[[ DATASET RECORDS, beginning ]]

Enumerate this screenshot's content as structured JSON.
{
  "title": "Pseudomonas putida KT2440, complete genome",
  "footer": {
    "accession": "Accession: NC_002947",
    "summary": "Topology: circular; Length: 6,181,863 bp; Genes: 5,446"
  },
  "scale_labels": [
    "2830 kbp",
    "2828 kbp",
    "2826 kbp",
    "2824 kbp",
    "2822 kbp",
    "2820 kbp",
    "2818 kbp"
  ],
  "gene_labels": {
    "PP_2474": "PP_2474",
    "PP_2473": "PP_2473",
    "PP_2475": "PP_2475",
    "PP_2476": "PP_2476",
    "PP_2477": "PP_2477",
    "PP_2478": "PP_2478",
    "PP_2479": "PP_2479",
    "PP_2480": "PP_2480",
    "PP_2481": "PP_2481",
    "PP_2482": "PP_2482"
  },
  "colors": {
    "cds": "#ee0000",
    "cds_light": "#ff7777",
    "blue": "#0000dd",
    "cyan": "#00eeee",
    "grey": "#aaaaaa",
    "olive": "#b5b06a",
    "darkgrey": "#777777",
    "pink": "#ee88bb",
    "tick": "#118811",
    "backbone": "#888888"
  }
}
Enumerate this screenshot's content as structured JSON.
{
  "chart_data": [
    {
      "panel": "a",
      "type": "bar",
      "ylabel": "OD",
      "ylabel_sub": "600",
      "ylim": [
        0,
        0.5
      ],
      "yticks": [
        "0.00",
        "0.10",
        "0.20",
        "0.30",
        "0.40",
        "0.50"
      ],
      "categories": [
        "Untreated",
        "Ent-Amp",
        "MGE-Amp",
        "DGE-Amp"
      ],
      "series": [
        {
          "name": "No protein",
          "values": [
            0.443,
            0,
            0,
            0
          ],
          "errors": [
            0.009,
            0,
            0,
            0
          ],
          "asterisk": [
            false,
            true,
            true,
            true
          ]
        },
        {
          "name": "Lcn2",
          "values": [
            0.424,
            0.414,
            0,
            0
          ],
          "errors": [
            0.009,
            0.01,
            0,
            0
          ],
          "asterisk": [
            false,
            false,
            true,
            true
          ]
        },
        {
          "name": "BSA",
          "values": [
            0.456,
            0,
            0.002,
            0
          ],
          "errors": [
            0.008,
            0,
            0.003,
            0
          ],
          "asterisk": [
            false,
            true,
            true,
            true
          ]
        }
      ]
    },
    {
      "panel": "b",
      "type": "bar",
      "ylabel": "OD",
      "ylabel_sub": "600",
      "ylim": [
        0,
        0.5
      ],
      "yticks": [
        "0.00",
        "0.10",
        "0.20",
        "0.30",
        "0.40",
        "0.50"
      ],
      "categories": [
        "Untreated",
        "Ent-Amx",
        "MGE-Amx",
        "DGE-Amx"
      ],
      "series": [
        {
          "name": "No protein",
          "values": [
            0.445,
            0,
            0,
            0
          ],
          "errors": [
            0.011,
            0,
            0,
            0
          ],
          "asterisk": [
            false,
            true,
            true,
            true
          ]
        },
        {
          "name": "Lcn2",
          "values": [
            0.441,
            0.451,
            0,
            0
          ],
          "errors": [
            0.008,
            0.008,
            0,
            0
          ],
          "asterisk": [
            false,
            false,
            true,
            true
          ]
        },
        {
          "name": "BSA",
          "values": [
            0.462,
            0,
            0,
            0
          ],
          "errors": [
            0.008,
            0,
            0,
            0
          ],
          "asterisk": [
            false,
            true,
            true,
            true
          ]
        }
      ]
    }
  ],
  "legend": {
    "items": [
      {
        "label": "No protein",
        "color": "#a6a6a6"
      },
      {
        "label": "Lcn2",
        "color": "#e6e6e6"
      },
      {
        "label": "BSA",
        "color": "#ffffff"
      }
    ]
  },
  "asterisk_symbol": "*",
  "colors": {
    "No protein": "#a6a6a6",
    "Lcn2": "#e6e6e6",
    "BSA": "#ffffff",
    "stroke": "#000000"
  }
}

[[ DATASET RECORDS, end ]]

= WHAT TO PRODUCE =
Output the full listing above without altering a single word.

= TASK ANSWER =
Enumerate this screenshot's content as structured JSON.
{
  "title": "Pseudomonas putida KT2440, complete genome",
  "footer": {
    "accession": "Accession: NC_002947",
    "summary": "Topology: circular; Length: 6,181,863 bp; Genes: 5,446"
  },
  "scale_labels": [
    "2830 kbp",
    "2828 kbp",
    "2826 kbp",
    "2824 kbp",
    "2822 kbp",
    "2820 kbp",
    "2818 kbp"
  ],
  "gene_labels": {
    "PP_2474": "PP_2474",
    "PP_2473": "PP_2473",
    "PP_2475": "PP_2475",
    "PP_2476": "PP_2476",
    "PP_2477": "PP_2477",
    "PP_2478": "PP_2478",
    "PP_2479": "PP_2479",
    "PP_2480": "PP_2480",
    "PP_2481": "PP_2481",
    "PP_2482": "PP_2482"
  },
  "colors": {
    "cds": "#ee0000",
    "cds_light": "#ff7777",
    "blue": "#0000dd",
    "cyan": "#00eeee",
    "grey": "#aaaaaa",
    "olive": "#b5b06a",
    "darkgrey": "#777777",
    "pink": "#ee88bb",
    "tick": "#118811",
    "backbone": "#888888"
  }
}
Enumerate this screenshot's content as structured JSON.
{
  "chart_data": [
    {
      "panel": "a",
      "type": "bar",
      "ylabel": "OD",
      "ylabel_sub": "600",
      "ylim": [
        0,
        0.5
      ],
      "yticks": [
        "0.00",
        "0.10",
        "0.20",
        "0.30",
        "0.40",
        "0.50"
      ],
      "categories": [
        "Untreated",
        "Ent-Amp",
        "MGE-Amp",
        "DGE-Amp"
      ],
      "series": [
        {
          "name": "No protein",
          "values": [
            0.443,
            0,
            0,
            0
          ],
          "errors": [
            0.009,
            0,
            0,
            0
          ],
          "asterisk": [
            false,
            true,
            true,
            true
          ]
        },
        {
          "name": "Lcn2",
          "values": [
            0.424,
            0.414,
            0,
            0
          ],
          "errors": [
            0.009,
            0.01,
            0,
            0
          ],
          "asterisk": [
            false,
            false,
            true,
            true
          ]
        },
        {
          "name": "BSA",
          "values": [
            0.456,
            0,
            0.002,
            0
          ],
          "errors": [
            0.008,
            0,
            0.003,
            0
          ],
          "asterisk": [
            false,
            true,
            true,
            true
          ]
        }
      ]
    },
    {
      "panel": "b",
      "type": "bar",
      "ylabel": "OD",
      "ylabel_sub": "600",
      "ylim": [
        0,
        0.5
      ],
      "yticks": [
        "0.00",
        "0.10",
        "0.20",
        "0.30",
        "0.40",
        "0.50"
      ],
      "categories": [
        "Untreated",
        "Ent-Amx",
        "MGE-Amx",
        "DGE-Amx"
      ],
      "series": [
        {
          "name": "No protein",
          "values": [
            0.445,
            0,
            0,
            0
          ],
          "errors": [
            0.011,
            0,
            0,
            0
          ],
          "asterisk": [
            false,
            true,
            true,
            true
          ]
        },
        {
          "name": "Lcn2",
          "values": [
            0.441,
            0.451,
            0,
            0
          ],
          "errors": [
            0.008,
            0.008,
            0,
            0
          ],
          "asterisk": [
            false,
            false,
            true,
            true
          ]
        },
        {
          "name": "BSA",
          "values": [
            0.462,
            0,
            0,
            0
          ],
          "errors": [
            0.008,
            0,
            0,
            0
          ],
          "asterisk": [
            false,
            true,
            true,
            true
          ]
        }
      ]
    }
  ],
  "legend": {
    "items": [
      {
        "label": "No protein",
        "color": "#a6a6a6"
      },
      {
        "label": "Lcn2",
        "color": "#e6e6e6"
      },
      {
        "label": "BSA",
        "color": "#ffffff"
      }
    ]
  },
  "asterisk_symbol": "*",
  "colors": {
    "No protein": "#a6a6a6",
    "Lcn2": "#e6e6e6",
    "BSA": "#ffffff",
    "stroke": "#000000"
  }
}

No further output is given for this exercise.